Listed records

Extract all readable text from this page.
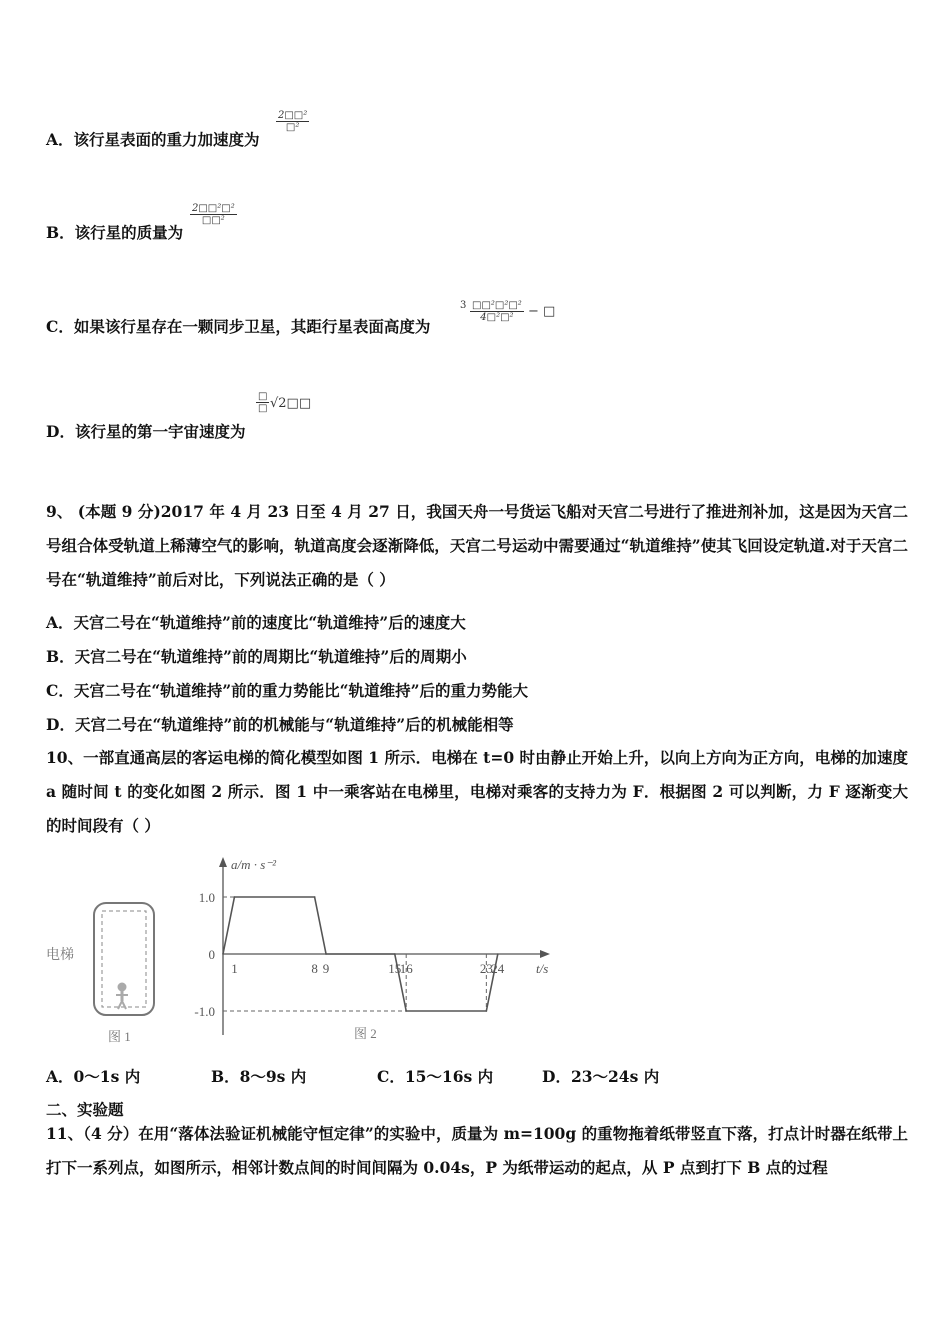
A．该行星表面的重力加速度为
2□□²
□²
B．该行星的质量为
2□□²□²
□□²
C．如果该行星存在一颗同步卫星，其距行星表面高度为
3 □□²□²□²
4□²□²	− □
□
□ √2□□
D．该行星的第一宇宙速度为
9、 (本题 9 分)2017 年 4 月 23 日至 4 月 27 日，我国天舟一号货运飞船对天宫二号进行了推进剂补加，这是因为天宫二号组合体受轨道上稀薄空气的影响，轨道高度会逐渐降低，天宫二号运动中需要通过“轨道维持”使其飞回设定轨道.对于天宫二号在“轨道维持”前后对比，下列说法正确的是（ ）
A．天宫二号在“轨道维持”前的速度比“轨道维持”后的速度大
B．天宫二号在“轨道维持”前的周期比“轨道维持”后的周期小
C．天宫二号在“轨道维持”前的重力势能比“轨道维持”后的重力势能大
D．天宫二号在“轨道维持”前的机械能与“轨道维持”后的机械能相等
10、一部直通高层的客运电梯的简化模型如图 1 所示．电梯在 t=0 时由静止开始上升，以向上方向为正方向，电梯的加速度 a 随时间 t 的变化如图 2 所示．图 1 中一乘客站在电梯里，电梯对乘客的支持力为 F．根据图 2 可以判断，力 F 逐渐变大的时间段有（ ）
电梯
图 1
a/m · s⁻²
t/s
1.0
0
-1.0
1	8 9	15
16	23
24
图 2
A．0～1s 内	B．8～9s 内	C．15～16s 内	D．23～24s 内
二、实验题
11、（4 分）在用“落体法验证机械能守恒定律”的实验中，质量为 m=100g 的重物拖着纸带竖直下落，打点计时器在纸带上打下一系列点，如图所示，相邻计数点间的时间间隔为 0.04s，P 为纸带运动的起点，从 P 点到打下 B 点的过程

Do this
Without the images, write out each line of the data verbatim.

Solution below
Extract all readable text from this page.
A．该行星表面的重力加速度为
2□□²
□²
B．该行星的质量为
2□□²□²
□□²
C．如果该行星存在一颗同步卫星，其距行星表面高度为
3 □□²□²□²
4□²□²	− □
□
□ √2□□
D．该行星的第一宇宙速度为
9、 (本题 9 分)2017 年 4 月 23 日至 4 月 27 日，我国天舟一号货运飞船对天宫二号进行了推进剂补加，这是因为天宫二号组合体受轨道上稀薄空气的影响，轨道高度会逐渐降低，天宫二号运动中需要通过“轨道维持”使其飞回设定轨道.对于天宫二号在“轨道维持”前后对比，下列说法正确的是（ ）
A．天宫二号在“轨道维持”前的速度比“轨道维持”后的速度大
B．天宫二号在“轨道维持”前的周期比“轨道维持”后的周期小
C．天宫二号在“轨道维持”前的重力势能比“轨道维持”后的重力势能大
D．天宫二号在“轨道维持”前的机械能与“轨道维持”后的机械能相等
10、一部直通高层的客运电梯的简化模型如图 1 所示．电梯在 t=0 时由静止开始上升，以向上方向为正方向，电梯的加速度 a 随时间 t 的变化如图 2 所示．图 1 中一乘客站在电梯里，电梯对乘客的支持力为 F．根据图 2 可以判断，力 F 逐渐变大的时间段有（ ）
电梯
图 1
a/m · s⁻²
t/s
1.0
0
-1.0
1	8 9	15
16	23
24
图 2
A．0～1s 内	B．8～9s 内	C．15～16s 内	D．23～24s 内
二、实验题
11、（4 分）在用“落体法验证机械能守恒定律”的实验中，质量为 m=100g 的重物拖着纸带竖直下落，打点计时器在纸带上打下一系列点，如图所示，相邻计数点间的时间间隔为 0.04s，P 为纸带运动的起点，从 P 点到打下 B 点的过程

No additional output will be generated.